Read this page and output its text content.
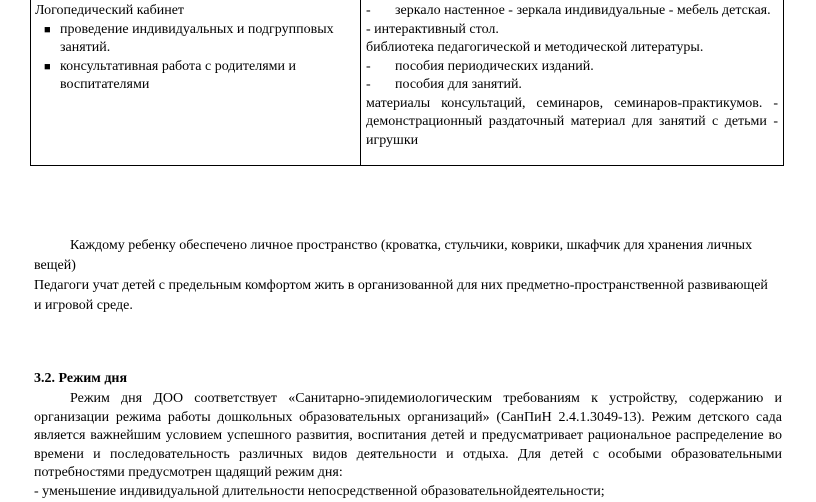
Логопедический кабинет
■ проведение индивидуальных и подгрупповых занятий.
■ консультативная работа с родителями и воспитателями
- зеркало настенное - зеркала индивидуальные - мебель детская.
- интерактивный стол.
библиотека педагогической и методической литературы.
- пособия периодических изданий.
- пособия для занятий.
материалы консультаций, семинаров, семинаров-практикумов. - демонстрационный раздаточный материал для занятий с детьми - игрушки
Каждому ребенку обеспечено личное пространство (кроватка, стульчики, коврики, шкафчик для хранения личных
вещей)
Педагоги учат детей с предельным комфортом жить в организованной для них предметно-пространственной развивающей
и игровой среде.
3.2. Режим дня
Режим дня ДОО соответствует «Санитарно-эпидемиологическим требованиям к устройству, содержанию и организации режима работы дошкольных образовательных организаций» (СанПиН 2.4.1.3049-13). Режим детского сада является важнейшим условием успешного развития, воспитания детей и предусматривает рациональное распределение во времени и последовательность различных видов деятельности и отдыха. Для детей с особыми образовательными потребностями предусмотрен щадящий режим дня:
- уменьшение индивидуальной длительности непосредственной образовательнойдеятельности;
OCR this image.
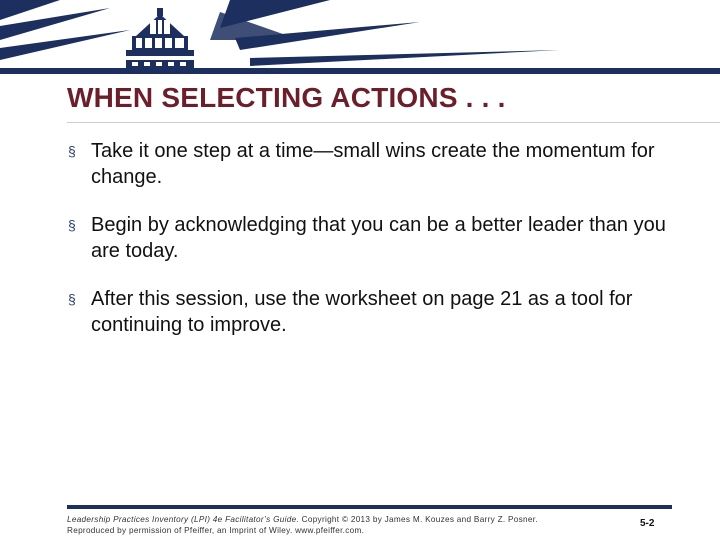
WHEN SELECTING ACTIONS . . .
§ Take it one step at a time—small wins create the momentum for change.
§ Begin by acknowledging that you can be a better leader than you are today.
§ After this session, use the worksheet on page 21 as a tool for continuing to improve.
Leadership Practices Inventory (LPI) 4e Facilitator’s Guide. Copyright © 2013 by James M. Kouzes and Barry Z. Posner.
Reproduced by permission of Pfeiffer, an Imprint of Wiley. www.pfeiffer.com.
5-2
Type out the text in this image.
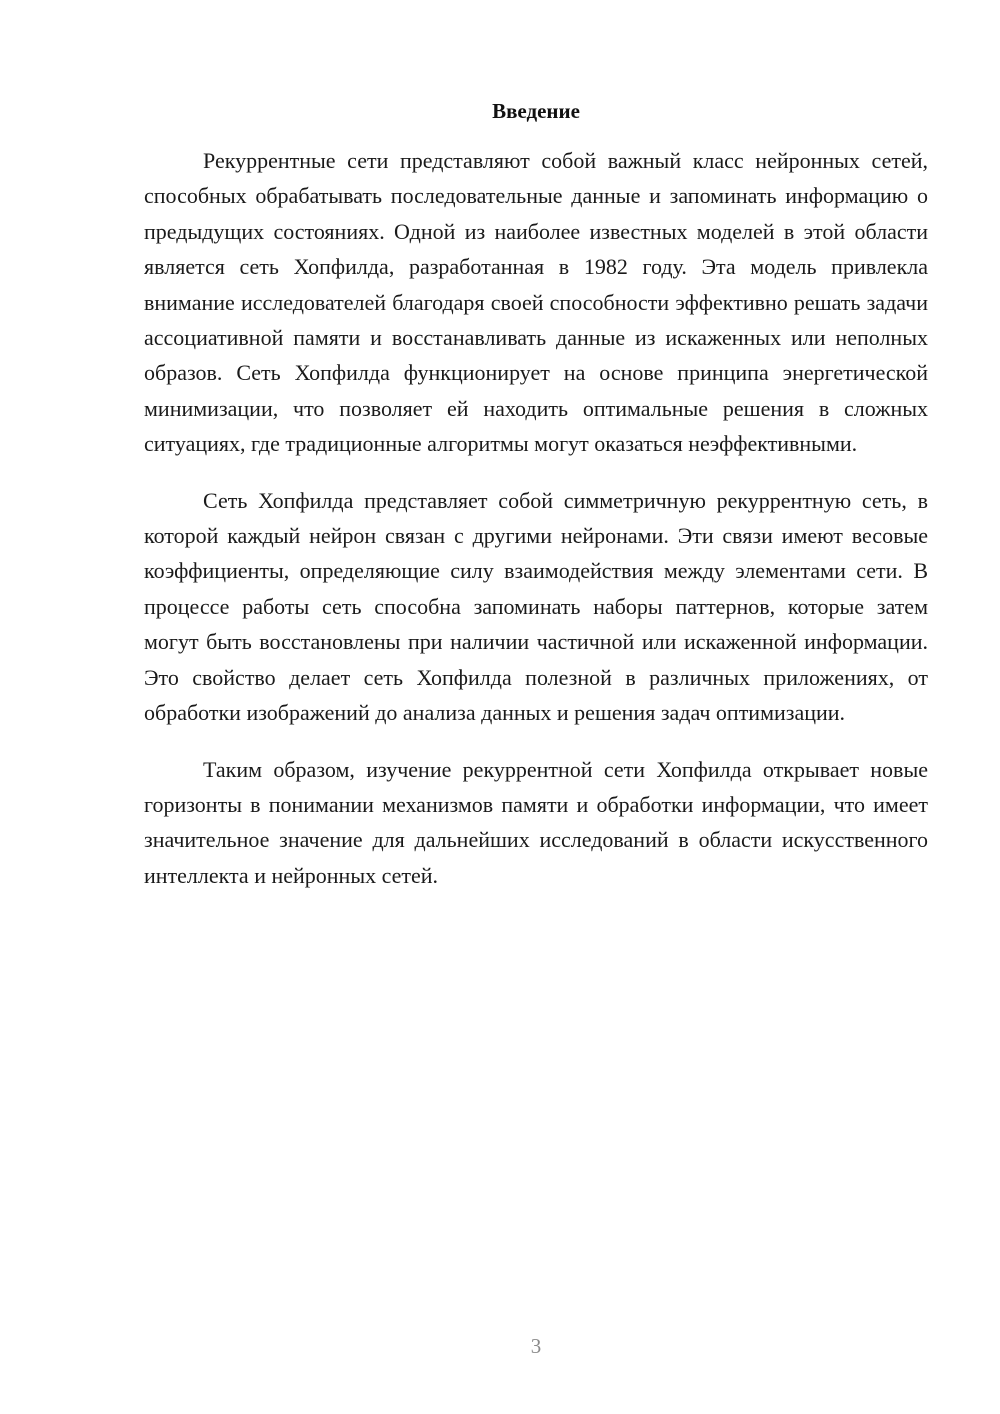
Введение

Рекуррентные сети представляют собой важный класс нейронных сетей, способных обрабатывать последовательные данные и запоминать информацию о предыдущих состояниях. Одной из наиболее известных моделей в этой области является сеть Хопфилда, разработанная в 1982 году. Эта модель привлекла внимание исследователей благодаря своей способности эффективно решать задачи ассоциативной памяти и восстанавливать данные из искаженных или неполных образов. Сеть Хопфилда функционирует на основе принципа энергетической минимизации, что позволяет ей находить оптимальные решения в сложных ситуациях, где традиционные алгоритмы могут оказаться неэффективными.

Сеть Хопфилда представляет собой симметричную рекуррентную сеть, в которой каждый нейрон связан с другими нейронами. Эти связи имеют весовые коэффициенты, определяющие силу взаимодействия между элементами сети. В процессе работы сеть способна запоминать наборы паттернов, которые затем могут быть восстановлены при наличии частичной или искаженной информации. Это свойство делает сеть Хопфилда полезной в различных приложениях, от обработки изображений до анализа данных и решения задач оптимизации.

Таким образом, изучение рекуррентной сети Хопфилда открывает новые горизонты в понимании механизмов памяти и обработки информации, что имеет значительное значение для дальнейших исследований в области искусственного интеллекта и нейронных сетей.

3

※

▶ [Exercise description]: Find the line with "OCR this image." in the listing and extract it and all lines after it through the end, exactly, without the pictures.

▶ [Answer to the task]:
OCR this image.
WHEN SELECTING ACTIONS . . .
§ Take it one step at a time—small wins create the momentum for change.
§ Begin by acknowledging that you can be a better leader than you are today.
§ After this session, use the worksheet on page 21 as a tool for continuing to improve.
Leadership Practices Inventory (LPI) 4e Facilitator’s Guide. Copyright © 2013 by James M. Kouzes and Barry Z. Posner.
Reproduced by permission of Pfeiffer, an Imprint of Wiley. www.pfeiffer.com.
5-2
Type out the text in this image.
Введение

Рекуррентные сети представляют собой важный класс нейронных сетей, способных обрабатывать последовательные данные и запоминать информацию о предыдущих состояниях. Одной из наиболее известных моделей в этой области является сеть Хопфилда, разработанная в 1982 году. Эта модель привлекла внимание исследователей благодаря своей способности эффективно решать задачи ассоциативной памяти и восстанавливать данные из искаженных или неполных образов. Сеть Хопфилда функционирует на основе принципа энергетической минимизации, что позволяет ей находить оптимальные решения в сложных ситуациях, где традиционные алгоритмы могут оказаться неэффективными.

Сеть Хопфилда представляет собой симметричную рекуррентную сеть, в которой каждый нейрон связан с другими нейронами. Эти связи имеют весовые коэффициенты, определяющие силу взаимодействия между элементами сети. В процессе работы сеть способна запоминать наборы паттернов, которые затем могут быть восстановлены при наличии частичной или искаженной информации. Это свойство делает сеть Хопфилда полезной в различных приложениях, от обработки изображений до анализа данных и решения задач оптимизации.

Таким образом, изучение рекуррентной сети Хопфилда открывает новые горизонты в понимании механизмов памяти и обработки информации, что имеет значительное значение для дальнейших исследований в области искусственного интеллекта и нейронных сетей.

3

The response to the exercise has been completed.